- **Data provided**
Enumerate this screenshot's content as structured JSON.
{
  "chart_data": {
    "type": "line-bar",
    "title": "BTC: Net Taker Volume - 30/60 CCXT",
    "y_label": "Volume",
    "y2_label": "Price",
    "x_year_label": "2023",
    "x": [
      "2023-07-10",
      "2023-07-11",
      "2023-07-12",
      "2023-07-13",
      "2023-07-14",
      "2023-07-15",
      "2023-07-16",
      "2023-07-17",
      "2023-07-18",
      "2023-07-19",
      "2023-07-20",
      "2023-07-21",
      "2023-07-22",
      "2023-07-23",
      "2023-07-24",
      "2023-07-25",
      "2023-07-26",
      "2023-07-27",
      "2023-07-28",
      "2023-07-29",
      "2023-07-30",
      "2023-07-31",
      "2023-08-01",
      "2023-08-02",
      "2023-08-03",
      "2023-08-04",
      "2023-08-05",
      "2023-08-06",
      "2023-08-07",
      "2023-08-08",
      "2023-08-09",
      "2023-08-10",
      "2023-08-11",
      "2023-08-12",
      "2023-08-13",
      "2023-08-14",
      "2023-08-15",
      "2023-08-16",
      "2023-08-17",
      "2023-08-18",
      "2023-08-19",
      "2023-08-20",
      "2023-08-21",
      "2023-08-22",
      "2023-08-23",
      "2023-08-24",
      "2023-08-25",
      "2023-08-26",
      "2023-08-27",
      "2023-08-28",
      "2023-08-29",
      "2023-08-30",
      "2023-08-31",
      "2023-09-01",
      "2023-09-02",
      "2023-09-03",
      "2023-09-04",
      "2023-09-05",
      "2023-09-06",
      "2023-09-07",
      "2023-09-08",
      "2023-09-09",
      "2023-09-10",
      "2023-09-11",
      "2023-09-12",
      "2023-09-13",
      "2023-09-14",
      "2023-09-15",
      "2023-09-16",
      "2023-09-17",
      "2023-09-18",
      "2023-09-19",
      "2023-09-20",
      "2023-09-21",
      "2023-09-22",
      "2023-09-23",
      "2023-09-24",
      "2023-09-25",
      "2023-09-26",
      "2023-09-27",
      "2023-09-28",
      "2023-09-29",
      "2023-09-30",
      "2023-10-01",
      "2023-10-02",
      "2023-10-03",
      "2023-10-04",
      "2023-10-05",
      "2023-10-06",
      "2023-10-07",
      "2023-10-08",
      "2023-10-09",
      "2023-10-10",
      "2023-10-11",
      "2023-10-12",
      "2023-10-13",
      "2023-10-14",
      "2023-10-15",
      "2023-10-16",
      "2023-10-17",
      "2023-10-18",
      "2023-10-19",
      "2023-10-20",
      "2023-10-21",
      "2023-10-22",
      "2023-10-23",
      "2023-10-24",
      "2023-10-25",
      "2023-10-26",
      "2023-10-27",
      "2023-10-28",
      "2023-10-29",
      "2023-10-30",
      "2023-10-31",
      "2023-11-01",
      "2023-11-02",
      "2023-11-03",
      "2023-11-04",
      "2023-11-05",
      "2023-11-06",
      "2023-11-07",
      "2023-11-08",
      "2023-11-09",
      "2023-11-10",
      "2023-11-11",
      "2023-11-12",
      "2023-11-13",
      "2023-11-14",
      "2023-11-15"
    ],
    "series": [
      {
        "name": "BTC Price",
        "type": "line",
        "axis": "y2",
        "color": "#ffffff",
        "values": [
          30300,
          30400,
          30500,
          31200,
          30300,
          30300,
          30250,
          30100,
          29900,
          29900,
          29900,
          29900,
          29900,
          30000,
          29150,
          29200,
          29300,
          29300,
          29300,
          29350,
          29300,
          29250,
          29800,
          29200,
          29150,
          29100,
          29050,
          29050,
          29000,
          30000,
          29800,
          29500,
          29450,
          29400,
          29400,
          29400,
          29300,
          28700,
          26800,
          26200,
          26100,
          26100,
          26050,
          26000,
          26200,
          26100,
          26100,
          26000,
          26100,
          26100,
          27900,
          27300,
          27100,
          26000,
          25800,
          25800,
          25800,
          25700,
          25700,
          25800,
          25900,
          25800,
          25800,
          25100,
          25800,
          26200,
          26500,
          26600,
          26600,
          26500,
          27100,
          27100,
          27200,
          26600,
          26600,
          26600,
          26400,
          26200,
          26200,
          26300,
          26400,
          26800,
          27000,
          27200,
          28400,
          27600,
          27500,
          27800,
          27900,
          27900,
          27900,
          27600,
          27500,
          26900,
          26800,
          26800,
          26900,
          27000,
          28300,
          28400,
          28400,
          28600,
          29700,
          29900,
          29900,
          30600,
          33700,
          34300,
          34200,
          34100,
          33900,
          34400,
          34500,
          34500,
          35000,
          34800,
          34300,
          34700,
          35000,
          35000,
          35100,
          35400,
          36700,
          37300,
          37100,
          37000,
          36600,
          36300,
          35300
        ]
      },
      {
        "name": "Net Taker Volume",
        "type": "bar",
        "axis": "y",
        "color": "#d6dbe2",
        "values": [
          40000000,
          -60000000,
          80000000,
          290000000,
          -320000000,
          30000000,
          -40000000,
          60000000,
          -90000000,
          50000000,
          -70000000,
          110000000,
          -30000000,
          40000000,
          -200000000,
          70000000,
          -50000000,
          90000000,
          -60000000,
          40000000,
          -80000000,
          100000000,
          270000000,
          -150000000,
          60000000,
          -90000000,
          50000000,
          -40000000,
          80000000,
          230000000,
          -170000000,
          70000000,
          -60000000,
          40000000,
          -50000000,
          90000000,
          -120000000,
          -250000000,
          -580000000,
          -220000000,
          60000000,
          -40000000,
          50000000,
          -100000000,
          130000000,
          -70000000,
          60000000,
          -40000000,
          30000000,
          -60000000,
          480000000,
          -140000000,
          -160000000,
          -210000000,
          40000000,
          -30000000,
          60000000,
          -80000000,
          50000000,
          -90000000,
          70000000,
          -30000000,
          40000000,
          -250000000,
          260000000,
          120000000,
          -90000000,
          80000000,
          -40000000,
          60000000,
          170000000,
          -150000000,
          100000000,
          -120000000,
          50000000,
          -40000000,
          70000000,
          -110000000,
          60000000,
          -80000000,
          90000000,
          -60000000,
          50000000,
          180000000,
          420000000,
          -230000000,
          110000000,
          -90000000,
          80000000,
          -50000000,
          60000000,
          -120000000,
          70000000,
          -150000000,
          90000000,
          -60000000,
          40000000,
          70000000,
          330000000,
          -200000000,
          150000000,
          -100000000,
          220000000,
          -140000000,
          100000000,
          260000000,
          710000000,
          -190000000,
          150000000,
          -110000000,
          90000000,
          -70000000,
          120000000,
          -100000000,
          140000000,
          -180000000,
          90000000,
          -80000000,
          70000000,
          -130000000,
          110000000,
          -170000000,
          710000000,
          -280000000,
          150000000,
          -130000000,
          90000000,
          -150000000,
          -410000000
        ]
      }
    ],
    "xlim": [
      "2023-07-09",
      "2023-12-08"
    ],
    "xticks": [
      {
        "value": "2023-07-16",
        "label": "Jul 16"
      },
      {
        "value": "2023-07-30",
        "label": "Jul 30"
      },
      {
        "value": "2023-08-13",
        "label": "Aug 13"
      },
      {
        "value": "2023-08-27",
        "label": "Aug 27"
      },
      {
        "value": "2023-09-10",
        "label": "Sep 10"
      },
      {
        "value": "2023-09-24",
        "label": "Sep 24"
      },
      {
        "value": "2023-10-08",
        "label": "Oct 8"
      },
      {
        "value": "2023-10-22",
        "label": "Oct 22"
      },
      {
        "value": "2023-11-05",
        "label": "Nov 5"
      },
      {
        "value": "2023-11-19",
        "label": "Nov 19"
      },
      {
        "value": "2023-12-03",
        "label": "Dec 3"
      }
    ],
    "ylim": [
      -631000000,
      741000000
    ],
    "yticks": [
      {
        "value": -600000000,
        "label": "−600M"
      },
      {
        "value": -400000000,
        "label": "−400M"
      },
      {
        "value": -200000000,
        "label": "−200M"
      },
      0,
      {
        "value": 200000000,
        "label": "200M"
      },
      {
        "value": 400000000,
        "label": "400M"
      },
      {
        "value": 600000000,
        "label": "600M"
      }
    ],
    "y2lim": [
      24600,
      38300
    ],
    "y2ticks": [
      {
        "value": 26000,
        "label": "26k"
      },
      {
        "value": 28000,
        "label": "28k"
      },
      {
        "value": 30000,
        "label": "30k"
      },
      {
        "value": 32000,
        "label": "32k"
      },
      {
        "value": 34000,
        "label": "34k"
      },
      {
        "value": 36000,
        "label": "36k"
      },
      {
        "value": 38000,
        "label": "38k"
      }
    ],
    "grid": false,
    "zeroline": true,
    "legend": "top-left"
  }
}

- **Task prompt**
Scan the listing above. Collect all lines with the word "Volume".

- **Result of the exercise**
    "title": "BTC: Net Taker Volume - 30/60 CCXT",
    "y_label": "Volume",
        "name": "Net Taker Volume",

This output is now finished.